» **WHAT YOU NEED TO DO**:
Search the listing below for the word "station" and copy each line that holds it.

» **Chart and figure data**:
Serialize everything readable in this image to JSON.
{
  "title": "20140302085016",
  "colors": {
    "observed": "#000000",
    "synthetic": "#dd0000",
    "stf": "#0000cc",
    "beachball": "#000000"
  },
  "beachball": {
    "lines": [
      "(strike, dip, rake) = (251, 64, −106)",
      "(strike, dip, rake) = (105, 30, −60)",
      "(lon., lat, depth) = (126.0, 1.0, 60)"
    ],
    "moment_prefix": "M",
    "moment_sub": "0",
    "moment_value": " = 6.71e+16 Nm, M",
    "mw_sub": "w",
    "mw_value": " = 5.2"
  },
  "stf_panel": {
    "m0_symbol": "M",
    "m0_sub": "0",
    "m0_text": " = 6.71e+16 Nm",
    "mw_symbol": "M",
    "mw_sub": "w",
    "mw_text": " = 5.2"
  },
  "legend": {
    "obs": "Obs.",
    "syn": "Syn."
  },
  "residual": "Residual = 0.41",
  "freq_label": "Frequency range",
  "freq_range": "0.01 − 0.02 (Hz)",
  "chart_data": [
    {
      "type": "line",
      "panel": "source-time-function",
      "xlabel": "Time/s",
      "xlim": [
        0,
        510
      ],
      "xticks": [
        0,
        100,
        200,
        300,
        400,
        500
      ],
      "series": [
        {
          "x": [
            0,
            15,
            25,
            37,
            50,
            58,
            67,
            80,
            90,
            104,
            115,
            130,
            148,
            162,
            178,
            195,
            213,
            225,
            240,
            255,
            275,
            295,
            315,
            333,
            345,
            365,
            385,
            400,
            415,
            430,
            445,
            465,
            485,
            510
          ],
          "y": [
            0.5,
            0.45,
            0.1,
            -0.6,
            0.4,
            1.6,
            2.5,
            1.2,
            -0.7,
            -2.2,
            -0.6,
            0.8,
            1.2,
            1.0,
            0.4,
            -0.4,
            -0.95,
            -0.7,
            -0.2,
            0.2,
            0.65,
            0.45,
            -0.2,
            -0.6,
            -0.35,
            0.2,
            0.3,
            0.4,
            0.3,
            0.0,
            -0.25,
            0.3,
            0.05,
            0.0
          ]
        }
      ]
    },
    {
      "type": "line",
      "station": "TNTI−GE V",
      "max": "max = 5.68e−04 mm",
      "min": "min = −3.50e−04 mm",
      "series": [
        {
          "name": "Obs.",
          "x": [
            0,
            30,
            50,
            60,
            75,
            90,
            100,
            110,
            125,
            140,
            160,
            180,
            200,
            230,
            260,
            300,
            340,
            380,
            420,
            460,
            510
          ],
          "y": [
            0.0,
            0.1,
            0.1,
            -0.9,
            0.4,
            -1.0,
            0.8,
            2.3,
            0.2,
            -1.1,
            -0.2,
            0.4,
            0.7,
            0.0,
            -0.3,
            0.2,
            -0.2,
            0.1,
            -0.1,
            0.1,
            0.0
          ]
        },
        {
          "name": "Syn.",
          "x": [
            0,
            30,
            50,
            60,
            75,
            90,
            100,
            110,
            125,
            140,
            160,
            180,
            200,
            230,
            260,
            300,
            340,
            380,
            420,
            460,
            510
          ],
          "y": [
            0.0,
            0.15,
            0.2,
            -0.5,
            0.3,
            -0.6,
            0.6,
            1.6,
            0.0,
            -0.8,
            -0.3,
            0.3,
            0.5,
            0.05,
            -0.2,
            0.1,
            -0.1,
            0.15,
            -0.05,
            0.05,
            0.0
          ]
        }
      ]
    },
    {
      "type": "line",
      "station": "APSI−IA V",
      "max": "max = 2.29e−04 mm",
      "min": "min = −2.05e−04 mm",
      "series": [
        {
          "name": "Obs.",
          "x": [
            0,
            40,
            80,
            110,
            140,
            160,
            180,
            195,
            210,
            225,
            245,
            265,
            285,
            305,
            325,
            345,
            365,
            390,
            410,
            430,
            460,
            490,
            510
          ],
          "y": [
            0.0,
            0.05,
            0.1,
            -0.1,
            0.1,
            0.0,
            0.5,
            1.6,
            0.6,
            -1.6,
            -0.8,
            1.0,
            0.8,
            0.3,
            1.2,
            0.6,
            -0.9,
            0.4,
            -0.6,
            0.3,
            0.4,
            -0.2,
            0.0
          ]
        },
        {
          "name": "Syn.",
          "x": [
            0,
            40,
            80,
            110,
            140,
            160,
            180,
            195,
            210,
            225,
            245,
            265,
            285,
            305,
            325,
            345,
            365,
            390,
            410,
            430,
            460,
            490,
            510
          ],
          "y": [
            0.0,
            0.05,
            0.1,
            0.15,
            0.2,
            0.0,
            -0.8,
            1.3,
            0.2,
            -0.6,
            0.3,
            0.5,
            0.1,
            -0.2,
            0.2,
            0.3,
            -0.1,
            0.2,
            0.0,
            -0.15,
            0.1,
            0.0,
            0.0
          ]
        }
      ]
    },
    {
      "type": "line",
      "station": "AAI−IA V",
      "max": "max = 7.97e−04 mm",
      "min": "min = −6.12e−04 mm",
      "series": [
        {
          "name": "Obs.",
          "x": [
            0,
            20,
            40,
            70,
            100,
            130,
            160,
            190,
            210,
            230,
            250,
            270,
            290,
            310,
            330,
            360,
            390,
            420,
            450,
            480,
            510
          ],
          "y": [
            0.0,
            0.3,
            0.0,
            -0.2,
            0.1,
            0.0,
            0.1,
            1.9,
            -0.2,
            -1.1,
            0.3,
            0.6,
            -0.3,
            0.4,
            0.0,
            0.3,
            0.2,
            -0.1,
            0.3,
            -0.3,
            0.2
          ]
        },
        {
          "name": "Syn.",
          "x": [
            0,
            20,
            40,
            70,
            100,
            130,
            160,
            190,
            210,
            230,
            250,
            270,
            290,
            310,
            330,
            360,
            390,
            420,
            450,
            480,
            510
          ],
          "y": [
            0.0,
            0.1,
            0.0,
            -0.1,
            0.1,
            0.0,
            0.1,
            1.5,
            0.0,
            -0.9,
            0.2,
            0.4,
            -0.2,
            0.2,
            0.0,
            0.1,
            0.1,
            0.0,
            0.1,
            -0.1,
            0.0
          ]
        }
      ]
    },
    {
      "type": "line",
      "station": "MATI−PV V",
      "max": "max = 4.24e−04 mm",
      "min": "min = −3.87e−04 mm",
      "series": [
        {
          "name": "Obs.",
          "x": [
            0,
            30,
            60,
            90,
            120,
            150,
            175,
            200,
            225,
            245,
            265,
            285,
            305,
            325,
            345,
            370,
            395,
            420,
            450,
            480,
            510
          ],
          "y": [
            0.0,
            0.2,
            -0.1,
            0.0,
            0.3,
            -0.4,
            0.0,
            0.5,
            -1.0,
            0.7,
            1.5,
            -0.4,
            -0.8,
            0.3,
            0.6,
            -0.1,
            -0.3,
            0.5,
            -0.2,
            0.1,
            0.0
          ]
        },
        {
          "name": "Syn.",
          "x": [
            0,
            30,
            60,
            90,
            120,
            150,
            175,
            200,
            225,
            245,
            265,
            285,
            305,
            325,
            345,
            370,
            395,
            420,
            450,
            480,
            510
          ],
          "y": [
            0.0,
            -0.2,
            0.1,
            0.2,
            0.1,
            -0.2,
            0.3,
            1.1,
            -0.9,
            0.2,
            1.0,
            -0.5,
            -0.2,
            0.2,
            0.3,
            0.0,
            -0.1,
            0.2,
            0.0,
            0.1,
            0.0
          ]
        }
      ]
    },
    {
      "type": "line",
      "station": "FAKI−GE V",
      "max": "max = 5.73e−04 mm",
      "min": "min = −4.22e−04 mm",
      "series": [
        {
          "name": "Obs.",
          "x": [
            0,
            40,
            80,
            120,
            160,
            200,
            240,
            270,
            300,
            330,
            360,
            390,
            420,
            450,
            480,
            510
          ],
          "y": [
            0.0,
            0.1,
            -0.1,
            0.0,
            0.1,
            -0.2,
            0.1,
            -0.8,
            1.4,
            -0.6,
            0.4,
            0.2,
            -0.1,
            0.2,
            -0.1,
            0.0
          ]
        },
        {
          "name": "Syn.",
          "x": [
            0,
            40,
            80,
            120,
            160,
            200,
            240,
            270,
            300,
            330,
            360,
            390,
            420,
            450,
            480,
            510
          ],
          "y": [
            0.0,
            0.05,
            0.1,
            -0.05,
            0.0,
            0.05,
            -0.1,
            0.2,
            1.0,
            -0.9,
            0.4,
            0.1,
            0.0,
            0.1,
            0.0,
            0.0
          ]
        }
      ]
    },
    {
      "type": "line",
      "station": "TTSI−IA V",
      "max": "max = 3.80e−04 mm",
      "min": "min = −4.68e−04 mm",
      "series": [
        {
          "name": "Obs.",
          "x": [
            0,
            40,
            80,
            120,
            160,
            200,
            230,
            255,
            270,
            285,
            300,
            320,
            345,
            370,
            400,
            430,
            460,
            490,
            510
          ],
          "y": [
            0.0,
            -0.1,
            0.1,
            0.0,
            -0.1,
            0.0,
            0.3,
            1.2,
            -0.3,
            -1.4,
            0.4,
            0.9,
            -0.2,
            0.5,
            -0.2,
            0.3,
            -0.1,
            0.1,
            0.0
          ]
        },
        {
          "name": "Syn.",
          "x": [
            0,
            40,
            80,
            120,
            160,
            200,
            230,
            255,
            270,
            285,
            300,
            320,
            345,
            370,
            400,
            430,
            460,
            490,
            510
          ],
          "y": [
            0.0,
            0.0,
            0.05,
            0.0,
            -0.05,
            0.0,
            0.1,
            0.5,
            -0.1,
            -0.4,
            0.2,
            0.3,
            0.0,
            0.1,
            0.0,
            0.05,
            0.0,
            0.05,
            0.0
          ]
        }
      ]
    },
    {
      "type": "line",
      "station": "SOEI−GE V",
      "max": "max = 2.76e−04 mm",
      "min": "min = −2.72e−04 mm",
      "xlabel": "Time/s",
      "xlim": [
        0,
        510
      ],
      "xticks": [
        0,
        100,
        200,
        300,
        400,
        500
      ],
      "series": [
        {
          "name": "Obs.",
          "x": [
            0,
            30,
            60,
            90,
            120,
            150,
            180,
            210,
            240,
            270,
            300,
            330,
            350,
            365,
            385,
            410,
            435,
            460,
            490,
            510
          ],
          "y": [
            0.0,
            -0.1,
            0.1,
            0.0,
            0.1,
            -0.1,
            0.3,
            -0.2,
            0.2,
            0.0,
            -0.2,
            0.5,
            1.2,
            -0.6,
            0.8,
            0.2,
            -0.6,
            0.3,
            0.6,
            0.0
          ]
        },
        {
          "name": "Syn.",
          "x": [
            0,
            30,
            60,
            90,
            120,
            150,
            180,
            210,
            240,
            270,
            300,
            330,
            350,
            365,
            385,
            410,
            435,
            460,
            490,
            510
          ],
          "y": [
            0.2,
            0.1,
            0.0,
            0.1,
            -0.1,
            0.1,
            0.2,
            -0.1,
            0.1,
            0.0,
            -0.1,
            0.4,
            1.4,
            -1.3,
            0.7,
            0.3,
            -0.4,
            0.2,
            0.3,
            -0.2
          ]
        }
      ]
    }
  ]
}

» **RESULT FOR THIS TASK**:
      "station": "TNTI−GE V",
      "station": "APSI−IA V",
      "station": "AAI−IA V",
      "station": "MATI−PV V",
      "station": "FAKI−GE V",
      "station": "TTSI−IA V",
      "station": "SOEI−GE V",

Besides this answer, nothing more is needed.